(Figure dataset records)
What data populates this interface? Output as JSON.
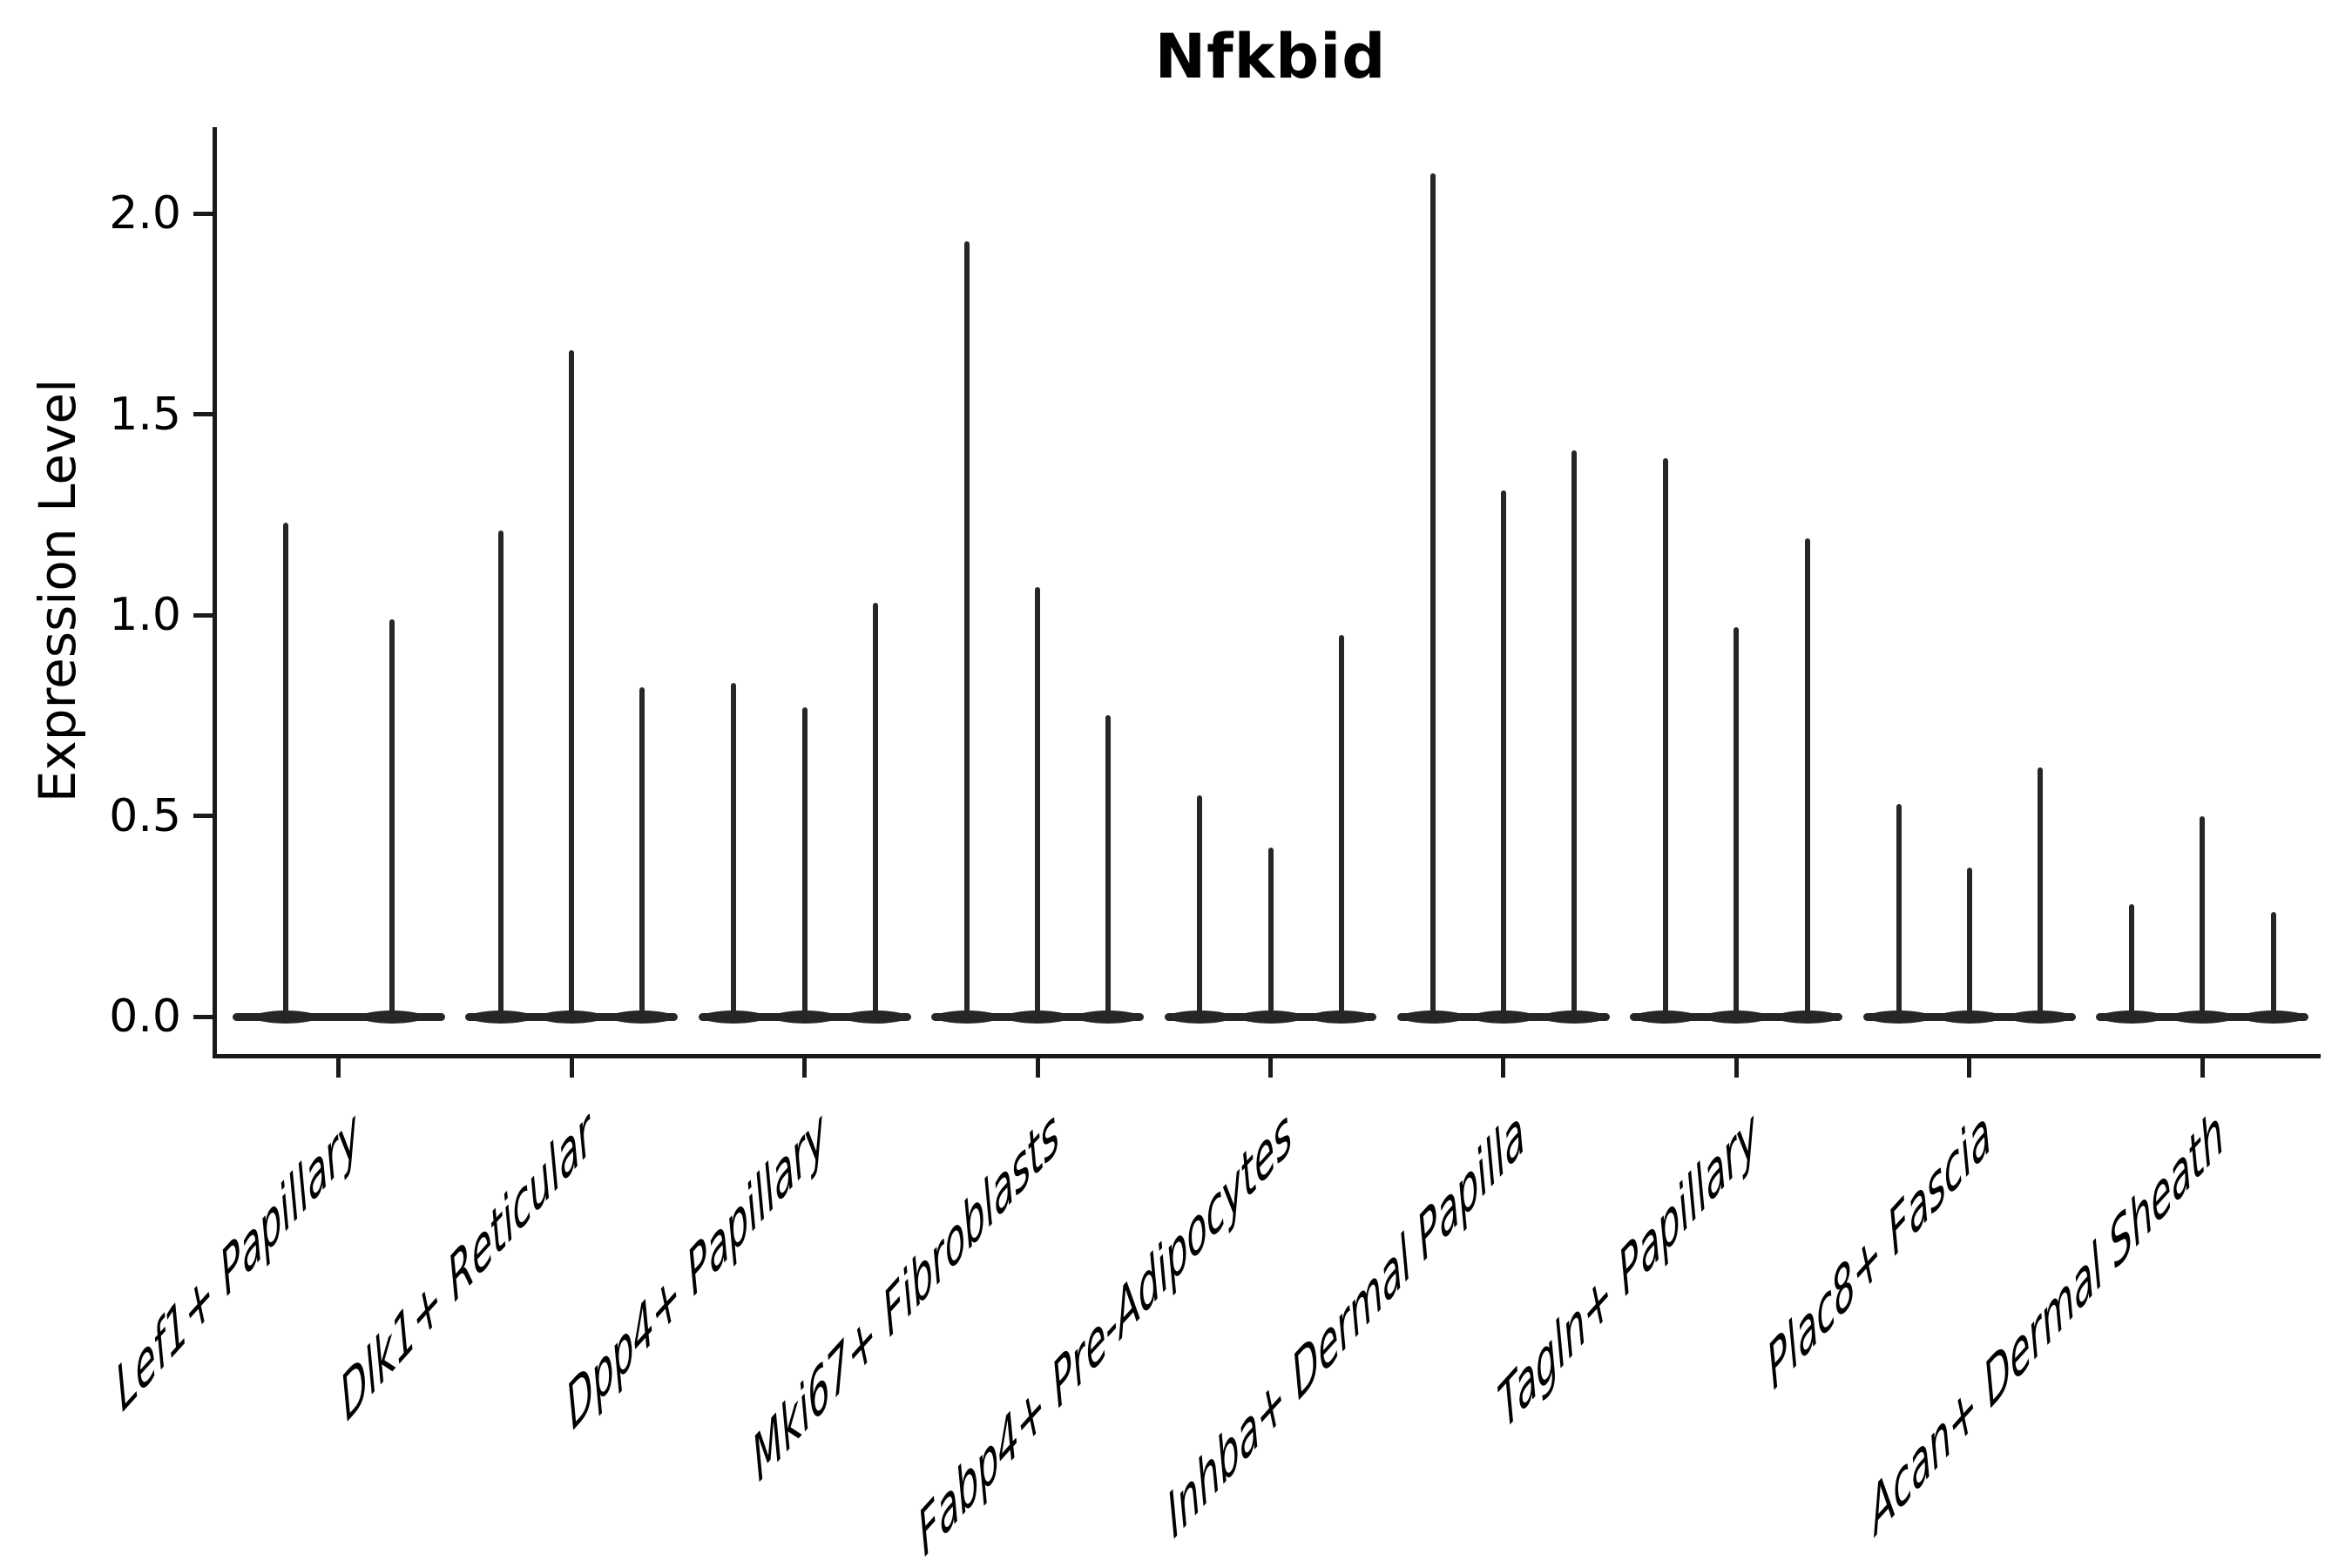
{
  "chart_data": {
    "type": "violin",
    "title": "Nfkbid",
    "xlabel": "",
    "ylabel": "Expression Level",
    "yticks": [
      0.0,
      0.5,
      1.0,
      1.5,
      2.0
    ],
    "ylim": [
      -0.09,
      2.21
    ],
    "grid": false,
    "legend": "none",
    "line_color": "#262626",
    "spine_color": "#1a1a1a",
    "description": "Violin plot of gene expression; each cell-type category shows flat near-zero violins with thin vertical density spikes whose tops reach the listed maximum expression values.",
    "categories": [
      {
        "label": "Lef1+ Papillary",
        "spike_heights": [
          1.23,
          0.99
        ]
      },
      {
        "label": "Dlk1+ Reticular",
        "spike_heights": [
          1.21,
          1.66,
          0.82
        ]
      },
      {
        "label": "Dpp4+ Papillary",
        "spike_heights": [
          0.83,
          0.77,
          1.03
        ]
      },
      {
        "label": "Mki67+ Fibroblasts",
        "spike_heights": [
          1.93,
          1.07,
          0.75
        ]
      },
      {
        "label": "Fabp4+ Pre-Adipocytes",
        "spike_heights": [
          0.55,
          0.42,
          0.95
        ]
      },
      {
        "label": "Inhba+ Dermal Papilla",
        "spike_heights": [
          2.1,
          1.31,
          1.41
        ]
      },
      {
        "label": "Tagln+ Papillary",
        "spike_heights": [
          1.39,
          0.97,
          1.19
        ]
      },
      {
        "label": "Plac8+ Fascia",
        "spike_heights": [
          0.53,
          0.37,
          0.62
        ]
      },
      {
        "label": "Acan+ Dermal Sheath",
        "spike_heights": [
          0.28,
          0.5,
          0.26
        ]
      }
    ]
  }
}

==

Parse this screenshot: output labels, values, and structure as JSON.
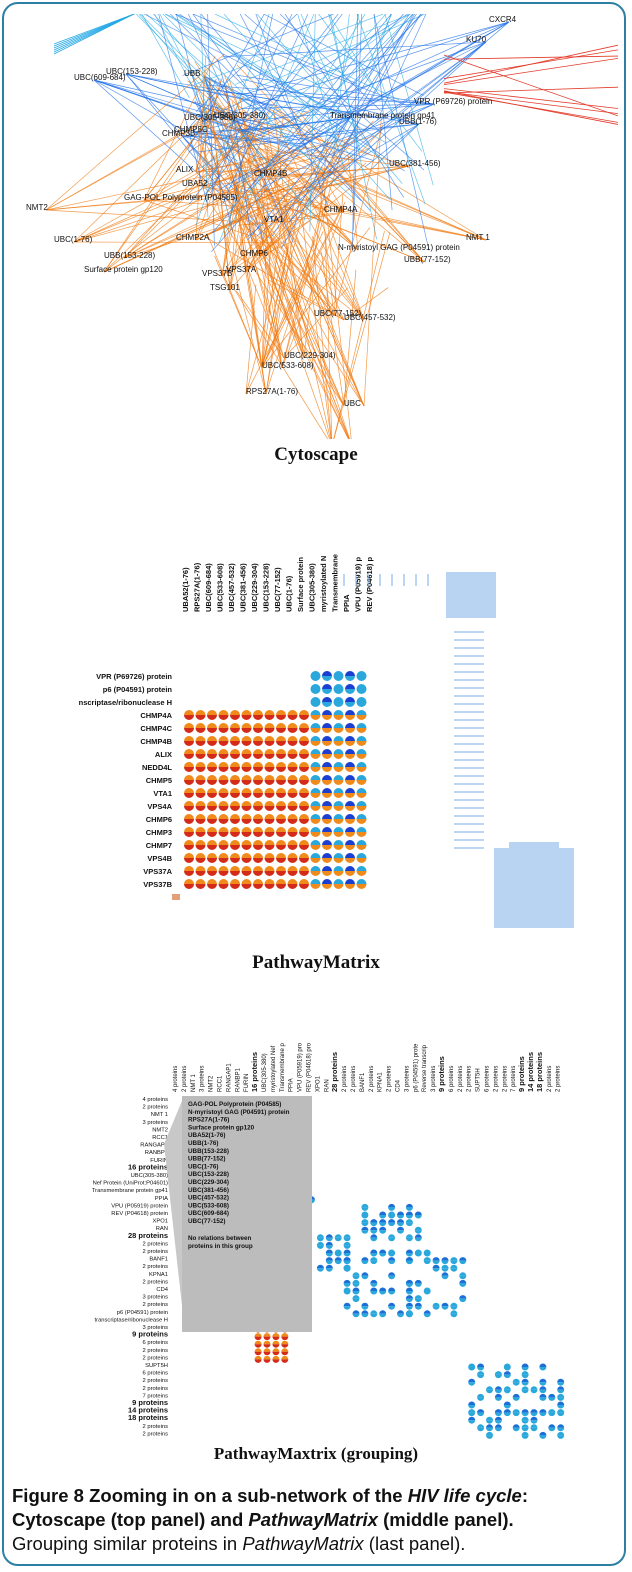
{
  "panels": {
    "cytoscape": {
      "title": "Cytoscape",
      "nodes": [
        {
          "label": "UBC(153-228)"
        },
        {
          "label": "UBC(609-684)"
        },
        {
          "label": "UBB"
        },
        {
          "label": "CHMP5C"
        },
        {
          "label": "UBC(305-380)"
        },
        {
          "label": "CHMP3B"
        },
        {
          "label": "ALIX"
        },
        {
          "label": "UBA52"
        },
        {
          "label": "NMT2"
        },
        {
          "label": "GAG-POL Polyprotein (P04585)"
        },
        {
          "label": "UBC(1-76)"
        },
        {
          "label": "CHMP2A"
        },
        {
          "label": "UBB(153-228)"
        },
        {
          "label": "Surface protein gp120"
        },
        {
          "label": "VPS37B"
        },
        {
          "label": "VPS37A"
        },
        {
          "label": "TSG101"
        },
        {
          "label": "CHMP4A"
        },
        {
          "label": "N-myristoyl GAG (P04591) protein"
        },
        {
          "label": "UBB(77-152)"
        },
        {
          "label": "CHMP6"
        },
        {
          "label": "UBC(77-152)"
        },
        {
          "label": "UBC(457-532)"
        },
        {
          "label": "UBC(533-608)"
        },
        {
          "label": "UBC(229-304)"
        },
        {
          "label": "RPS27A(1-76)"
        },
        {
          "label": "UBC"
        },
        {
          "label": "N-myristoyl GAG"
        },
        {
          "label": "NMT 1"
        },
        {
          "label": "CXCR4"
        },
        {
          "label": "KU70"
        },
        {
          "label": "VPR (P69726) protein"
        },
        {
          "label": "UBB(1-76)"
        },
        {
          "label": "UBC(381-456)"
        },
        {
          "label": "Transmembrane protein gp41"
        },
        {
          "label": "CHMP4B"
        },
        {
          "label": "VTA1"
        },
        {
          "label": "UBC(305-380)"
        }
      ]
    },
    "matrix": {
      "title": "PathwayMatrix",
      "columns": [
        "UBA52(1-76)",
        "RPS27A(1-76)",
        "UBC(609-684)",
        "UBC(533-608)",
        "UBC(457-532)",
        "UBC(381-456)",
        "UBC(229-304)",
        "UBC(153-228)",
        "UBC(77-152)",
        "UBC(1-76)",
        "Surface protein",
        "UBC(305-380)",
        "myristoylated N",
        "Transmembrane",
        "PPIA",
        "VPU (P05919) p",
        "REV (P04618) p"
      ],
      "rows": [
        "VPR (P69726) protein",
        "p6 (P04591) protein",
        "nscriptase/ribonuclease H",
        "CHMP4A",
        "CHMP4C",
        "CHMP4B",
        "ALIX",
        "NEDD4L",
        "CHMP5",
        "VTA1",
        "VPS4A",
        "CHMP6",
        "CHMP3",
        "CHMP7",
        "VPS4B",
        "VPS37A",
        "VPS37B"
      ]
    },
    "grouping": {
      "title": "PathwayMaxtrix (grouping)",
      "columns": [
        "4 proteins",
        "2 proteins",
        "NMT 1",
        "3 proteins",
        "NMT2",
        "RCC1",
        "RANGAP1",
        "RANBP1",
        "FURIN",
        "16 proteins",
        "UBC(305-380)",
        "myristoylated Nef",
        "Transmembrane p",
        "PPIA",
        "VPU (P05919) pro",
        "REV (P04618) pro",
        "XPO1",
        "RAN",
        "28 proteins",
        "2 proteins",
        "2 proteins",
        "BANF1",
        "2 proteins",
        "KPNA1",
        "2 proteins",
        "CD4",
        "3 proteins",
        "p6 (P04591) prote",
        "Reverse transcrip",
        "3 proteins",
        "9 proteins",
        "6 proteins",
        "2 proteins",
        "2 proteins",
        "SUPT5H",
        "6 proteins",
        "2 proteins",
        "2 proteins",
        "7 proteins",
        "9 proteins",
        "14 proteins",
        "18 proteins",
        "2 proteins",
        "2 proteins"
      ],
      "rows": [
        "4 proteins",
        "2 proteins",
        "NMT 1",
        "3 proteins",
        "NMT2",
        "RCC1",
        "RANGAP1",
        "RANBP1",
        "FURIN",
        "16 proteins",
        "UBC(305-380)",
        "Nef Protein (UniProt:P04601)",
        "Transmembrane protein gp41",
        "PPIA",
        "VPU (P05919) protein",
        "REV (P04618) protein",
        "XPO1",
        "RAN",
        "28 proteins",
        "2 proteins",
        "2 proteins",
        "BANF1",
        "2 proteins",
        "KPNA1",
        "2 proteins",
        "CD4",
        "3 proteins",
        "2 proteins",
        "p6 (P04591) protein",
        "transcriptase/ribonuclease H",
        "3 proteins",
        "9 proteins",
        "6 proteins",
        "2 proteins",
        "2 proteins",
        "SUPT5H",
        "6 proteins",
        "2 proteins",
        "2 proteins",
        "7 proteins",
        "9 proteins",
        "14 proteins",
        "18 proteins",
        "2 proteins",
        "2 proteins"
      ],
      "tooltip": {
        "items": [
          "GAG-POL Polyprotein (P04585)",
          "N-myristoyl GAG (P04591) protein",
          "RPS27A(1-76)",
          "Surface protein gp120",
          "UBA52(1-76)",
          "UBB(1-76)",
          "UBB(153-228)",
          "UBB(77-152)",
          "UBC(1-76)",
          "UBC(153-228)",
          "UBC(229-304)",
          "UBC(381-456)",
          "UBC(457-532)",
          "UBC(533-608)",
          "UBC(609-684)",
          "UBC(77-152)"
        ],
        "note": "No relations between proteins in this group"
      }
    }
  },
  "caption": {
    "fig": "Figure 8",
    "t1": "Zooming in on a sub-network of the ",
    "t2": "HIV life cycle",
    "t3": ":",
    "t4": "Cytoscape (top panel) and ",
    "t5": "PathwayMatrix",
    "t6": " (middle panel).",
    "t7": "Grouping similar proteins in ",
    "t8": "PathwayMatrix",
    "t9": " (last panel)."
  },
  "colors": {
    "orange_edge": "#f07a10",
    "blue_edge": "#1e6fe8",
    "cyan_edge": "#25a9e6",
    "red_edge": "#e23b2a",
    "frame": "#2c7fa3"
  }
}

--

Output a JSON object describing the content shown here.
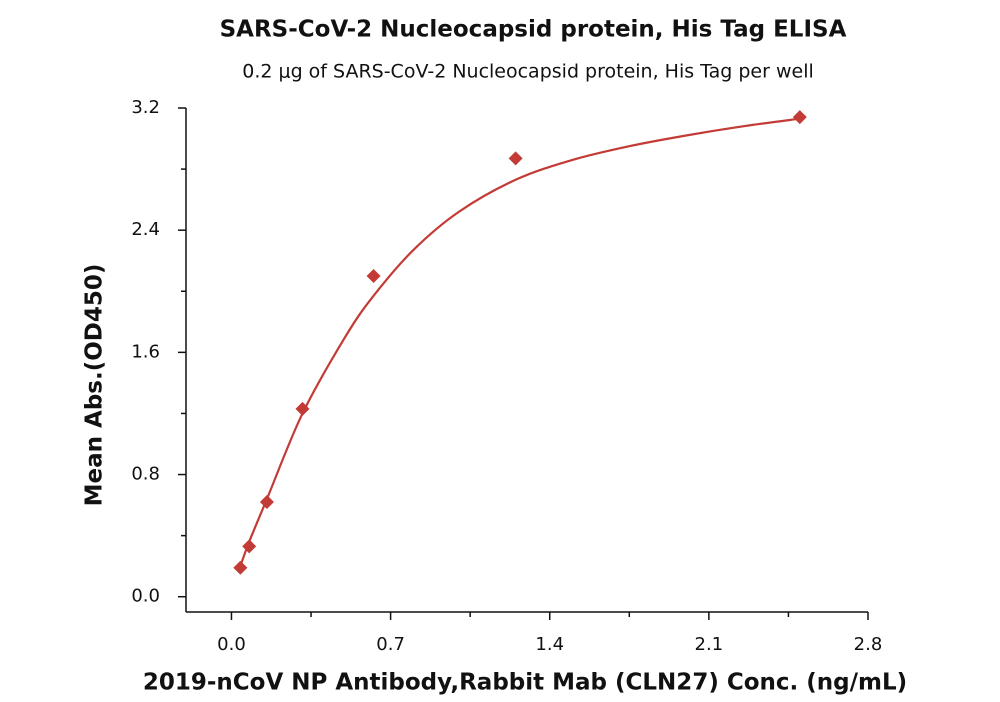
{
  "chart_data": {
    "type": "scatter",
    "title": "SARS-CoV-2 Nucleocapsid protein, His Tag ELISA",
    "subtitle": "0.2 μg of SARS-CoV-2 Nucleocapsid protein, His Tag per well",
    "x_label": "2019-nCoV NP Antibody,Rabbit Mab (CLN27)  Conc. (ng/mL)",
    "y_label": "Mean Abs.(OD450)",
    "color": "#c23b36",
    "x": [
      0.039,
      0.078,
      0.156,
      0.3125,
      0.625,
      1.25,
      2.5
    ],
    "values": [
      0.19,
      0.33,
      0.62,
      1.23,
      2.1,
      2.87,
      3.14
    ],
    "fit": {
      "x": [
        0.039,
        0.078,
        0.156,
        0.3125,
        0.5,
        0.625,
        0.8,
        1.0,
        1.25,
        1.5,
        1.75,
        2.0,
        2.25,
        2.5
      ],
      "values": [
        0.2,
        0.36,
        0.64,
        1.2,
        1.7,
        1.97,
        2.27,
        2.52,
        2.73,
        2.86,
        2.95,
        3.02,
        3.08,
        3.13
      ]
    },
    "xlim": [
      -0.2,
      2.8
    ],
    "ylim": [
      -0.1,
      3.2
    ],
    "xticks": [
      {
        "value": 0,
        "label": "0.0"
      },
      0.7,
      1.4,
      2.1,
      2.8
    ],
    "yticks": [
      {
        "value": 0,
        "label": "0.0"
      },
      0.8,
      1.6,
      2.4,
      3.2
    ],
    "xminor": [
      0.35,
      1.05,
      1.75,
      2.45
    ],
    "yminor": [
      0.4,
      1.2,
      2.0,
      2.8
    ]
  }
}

* [PROBLEM TO SOLVE]: Among the entries above, determine how many lines contain "PathwayMatrix", then output only that number.

* [SOLUTION TO THIS TASK]: 3